Instructions for the task:
Extract all lines that hold "Landlocked" from the records below.

======== Given records

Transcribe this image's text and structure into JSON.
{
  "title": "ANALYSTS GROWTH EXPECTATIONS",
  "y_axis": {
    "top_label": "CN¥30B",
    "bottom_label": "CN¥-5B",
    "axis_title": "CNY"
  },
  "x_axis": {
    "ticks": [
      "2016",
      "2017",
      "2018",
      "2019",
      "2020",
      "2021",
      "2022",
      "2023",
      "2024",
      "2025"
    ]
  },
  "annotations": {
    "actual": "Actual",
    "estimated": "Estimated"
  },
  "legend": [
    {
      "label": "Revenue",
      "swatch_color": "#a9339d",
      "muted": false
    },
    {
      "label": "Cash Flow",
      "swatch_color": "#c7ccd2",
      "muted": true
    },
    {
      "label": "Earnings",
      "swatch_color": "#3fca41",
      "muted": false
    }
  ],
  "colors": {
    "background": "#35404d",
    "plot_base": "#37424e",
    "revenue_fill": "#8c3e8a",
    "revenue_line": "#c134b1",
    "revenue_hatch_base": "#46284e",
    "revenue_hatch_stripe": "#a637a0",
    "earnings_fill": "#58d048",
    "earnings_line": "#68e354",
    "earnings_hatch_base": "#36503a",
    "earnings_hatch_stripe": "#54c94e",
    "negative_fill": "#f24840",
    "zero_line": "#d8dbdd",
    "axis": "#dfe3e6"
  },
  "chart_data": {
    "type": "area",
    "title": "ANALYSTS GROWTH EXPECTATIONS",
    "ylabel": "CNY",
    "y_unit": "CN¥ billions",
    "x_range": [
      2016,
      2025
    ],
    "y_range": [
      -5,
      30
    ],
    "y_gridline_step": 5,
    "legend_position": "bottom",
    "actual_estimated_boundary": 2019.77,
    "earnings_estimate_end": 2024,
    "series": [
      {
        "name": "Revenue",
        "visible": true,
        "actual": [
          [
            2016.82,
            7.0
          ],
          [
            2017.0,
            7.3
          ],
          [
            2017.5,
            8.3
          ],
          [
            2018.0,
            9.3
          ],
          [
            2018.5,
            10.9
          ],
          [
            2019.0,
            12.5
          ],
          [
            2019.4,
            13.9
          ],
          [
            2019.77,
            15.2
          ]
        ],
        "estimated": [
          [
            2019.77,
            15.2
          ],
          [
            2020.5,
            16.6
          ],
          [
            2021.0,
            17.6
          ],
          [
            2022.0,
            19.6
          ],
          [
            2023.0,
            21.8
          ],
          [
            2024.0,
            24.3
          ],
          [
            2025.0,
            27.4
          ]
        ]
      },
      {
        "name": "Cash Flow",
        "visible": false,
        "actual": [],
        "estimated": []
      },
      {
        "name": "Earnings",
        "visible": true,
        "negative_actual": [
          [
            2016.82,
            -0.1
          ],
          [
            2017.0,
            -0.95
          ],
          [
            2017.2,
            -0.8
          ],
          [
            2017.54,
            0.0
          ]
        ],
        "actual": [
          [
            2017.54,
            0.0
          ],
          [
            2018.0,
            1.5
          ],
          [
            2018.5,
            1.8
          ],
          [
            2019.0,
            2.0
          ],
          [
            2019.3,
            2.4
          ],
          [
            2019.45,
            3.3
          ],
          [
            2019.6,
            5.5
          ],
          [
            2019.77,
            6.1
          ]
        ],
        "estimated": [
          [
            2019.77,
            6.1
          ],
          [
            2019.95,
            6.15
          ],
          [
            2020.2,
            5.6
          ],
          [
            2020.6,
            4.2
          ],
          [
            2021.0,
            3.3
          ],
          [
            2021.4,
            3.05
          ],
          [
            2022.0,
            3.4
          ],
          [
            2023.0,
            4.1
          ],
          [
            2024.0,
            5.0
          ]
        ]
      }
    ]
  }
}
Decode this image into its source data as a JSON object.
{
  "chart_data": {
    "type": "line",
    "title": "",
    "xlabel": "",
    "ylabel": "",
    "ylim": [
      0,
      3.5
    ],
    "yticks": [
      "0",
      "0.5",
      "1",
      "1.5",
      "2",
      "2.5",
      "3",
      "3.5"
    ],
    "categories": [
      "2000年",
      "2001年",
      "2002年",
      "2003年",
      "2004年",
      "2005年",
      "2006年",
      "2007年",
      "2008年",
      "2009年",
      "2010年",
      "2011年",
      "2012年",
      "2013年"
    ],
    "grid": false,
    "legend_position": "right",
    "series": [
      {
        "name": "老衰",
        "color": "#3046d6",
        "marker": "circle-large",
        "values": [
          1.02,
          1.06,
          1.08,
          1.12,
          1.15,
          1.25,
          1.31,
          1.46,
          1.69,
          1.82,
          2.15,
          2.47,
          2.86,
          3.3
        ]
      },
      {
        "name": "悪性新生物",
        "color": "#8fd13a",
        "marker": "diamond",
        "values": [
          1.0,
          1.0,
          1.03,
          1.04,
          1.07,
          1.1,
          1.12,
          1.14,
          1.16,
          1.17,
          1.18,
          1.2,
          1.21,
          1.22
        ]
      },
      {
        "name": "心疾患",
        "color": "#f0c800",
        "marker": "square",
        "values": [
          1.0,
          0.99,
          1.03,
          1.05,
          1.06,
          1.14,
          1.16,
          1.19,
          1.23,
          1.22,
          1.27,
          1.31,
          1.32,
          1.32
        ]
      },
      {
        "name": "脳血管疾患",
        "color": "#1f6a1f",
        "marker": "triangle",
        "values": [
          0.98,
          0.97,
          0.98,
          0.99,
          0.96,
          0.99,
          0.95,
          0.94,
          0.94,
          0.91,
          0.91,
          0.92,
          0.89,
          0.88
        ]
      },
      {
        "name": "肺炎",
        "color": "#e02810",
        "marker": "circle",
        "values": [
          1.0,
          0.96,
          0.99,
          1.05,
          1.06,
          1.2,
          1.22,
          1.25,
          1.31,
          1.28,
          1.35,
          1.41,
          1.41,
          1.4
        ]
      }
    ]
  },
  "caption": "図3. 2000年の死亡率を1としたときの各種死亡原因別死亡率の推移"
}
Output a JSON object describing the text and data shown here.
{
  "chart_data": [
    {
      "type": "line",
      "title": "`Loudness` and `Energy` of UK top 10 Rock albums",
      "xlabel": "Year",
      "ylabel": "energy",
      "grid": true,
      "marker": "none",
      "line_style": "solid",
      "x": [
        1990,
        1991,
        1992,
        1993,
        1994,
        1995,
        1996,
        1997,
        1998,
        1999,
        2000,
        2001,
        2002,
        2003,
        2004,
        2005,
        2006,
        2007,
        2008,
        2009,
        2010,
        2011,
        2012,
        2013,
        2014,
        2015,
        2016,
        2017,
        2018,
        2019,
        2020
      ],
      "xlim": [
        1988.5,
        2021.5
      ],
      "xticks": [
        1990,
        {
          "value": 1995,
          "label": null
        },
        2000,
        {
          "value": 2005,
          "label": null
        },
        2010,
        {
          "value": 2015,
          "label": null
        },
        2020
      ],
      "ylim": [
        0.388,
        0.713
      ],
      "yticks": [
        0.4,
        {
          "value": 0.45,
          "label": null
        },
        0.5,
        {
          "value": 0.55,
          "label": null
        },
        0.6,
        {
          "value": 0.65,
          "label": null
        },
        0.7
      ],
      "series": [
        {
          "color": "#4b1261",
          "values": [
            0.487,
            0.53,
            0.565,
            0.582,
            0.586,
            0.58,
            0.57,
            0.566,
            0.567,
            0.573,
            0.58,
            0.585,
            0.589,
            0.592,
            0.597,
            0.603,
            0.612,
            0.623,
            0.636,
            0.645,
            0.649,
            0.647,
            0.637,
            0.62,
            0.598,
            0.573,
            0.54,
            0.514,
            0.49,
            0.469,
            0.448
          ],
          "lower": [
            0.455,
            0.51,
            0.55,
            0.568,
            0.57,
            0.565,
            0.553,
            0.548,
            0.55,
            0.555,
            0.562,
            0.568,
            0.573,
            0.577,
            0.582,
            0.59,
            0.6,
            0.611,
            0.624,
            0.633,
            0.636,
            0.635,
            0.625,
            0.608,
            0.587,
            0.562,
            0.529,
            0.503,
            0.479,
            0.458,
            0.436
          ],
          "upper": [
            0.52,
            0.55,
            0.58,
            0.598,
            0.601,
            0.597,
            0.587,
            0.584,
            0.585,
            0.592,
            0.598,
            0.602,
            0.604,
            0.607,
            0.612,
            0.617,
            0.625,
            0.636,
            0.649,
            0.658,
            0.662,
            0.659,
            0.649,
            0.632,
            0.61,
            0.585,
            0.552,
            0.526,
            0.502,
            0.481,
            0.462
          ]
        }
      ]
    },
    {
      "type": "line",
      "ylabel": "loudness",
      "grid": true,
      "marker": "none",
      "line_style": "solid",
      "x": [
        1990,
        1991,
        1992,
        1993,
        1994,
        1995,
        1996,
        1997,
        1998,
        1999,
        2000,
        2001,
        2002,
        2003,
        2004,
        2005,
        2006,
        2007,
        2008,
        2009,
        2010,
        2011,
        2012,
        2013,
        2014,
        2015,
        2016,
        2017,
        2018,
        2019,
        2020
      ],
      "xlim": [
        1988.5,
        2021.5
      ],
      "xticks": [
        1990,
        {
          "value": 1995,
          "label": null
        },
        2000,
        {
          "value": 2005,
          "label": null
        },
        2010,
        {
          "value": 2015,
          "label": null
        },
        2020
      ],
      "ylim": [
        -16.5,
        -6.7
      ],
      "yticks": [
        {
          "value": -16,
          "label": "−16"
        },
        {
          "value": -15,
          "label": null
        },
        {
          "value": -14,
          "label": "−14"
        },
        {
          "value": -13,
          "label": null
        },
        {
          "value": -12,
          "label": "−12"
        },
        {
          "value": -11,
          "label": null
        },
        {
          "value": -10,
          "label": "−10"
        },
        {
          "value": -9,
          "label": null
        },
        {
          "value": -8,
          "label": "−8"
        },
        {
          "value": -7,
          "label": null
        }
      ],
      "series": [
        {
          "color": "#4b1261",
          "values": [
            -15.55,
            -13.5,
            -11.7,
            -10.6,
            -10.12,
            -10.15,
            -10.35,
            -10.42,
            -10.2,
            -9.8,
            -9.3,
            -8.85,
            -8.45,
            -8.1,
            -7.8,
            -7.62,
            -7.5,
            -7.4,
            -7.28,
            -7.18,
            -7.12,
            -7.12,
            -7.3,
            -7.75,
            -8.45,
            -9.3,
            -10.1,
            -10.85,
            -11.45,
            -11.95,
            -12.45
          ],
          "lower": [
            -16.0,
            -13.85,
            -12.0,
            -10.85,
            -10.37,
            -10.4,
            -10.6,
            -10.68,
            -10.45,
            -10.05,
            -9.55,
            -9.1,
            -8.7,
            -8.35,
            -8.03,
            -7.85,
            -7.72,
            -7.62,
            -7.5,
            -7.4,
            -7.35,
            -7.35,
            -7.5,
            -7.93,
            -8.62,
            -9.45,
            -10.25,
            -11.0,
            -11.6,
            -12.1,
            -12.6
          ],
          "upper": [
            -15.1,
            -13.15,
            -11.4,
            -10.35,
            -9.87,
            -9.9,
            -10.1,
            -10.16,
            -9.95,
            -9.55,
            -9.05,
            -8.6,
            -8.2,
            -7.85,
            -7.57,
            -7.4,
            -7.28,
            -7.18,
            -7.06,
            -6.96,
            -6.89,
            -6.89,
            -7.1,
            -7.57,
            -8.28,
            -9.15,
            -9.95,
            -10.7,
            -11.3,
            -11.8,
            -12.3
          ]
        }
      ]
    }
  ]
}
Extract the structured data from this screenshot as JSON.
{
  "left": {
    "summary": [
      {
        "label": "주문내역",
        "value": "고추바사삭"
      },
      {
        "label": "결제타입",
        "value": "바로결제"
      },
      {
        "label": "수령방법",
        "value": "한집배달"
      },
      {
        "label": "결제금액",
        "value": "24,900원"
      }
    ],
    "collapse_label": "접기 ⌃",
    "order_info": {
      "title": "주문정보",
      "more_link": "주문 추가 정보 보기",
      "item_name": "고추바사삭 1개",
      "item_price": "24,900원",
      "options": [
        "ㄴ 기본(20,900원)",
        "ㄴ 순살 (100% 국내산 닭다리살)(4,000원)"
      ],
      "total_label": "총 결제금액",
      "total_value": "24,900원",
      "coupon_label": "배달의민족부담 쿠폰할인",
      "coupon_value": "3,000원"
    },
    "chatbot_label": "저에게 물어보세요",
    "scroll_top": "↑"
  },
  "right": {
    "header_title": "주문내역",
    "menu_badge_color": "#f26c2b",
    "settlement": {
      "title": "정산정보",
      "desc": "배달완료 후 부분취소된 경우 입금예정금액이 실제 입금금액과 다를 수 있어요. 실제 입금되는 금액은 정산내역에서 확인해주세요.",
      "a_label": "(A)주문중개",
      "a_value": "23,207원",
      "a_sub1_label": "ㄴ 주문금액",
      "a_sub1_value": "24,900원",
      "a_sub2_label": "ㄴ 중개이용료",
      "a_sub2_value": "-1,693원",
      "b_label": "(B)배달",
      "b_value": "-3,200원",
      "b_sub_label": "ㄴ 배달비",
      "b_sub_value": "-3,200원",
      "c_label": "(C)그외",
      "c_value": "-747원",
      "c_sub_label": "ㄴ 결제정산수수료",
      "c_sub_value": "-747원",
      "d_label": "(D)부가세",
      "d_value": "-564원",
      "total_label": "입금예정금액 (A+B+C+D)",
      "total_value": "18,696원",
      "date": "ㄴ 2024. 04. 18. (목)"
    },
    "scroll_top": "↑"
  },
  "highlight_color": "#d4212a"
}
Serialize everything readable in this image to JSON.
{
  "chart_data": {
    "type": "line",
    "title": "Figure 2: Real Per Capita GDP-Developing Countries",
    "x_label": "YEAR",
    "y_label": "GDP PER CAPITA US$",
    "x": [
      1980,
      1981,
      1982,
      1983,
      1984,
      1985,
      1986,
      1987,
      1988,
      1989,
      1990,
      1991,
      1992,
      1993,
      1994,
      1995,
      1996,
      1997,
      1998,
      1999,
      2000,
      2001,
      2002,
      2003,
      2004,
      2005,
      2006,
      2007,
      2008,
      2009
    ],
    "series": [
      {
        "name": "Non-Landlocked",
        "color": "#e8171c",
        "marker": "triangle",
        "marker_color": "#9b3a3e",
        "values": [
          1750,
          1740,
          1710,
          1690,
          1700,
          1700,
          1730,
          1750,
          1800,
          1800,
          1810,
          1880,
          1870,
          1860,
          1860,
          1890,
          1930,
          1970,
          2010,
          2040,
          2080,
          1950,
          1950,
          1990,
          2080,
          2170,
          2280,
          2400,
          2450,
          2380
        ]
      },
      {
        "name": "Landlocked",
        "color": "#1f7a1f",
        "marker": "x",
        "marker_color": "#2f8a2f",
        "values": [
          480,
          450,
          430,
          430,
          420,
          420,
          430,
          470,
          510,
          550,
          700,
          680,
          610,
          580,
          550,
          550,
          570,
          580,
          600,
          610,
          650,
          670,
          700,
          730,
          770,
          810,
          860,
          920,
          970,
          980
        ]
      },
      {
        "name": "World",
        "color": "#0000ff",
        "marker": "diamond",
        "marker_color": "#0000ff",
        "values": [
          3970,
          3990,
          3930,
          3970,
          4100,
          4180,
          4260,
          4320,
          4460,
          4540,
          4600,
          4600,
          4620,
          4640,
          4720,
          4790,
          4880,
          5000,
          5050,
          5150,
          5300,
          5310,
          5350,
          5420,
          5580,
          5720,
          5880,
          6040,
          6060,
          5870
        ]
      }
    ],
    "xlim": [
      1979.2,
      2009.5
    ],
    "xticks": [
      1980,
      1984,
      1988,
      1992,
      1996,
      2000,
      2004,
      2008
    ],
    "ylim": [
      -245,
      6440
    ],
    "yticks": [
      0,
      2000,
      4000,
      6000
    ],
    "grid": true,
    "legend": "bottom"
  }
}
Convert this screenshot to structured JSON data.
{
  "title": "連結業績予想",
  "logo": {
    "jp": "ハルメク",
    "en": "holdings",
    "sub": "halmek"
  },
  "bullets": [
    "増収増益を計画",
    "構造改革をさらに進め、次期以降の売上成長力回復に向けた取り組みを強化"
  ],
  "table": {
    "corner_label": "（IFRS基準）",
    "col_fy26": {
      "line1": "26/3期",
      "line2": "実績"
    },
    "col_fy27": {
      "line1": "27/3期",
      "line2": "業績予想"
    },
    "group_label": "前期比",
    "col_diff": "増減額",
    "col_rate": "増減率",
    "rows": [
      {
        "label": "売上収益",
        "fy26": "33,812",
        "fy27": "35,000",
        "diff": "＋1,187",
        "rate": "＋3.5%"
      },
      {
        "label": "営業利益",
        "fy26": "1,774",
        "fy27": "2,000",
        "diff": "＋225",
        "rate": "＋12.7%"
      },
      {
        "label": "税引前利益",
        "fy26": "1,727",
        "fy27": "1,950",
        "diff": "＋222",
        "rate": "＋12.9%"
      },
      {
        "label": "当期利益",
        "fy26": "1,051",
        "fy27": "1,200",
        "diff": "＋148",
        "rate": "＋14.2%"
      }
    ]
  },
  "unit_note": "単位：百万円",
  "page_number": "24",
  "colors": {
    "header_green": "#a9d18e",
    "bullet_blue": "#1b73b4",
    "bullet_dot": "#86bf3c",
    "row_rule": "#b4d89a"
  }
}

================

Written reply:
        "name": "Non-Landlocked",
        "name": "Landlocked",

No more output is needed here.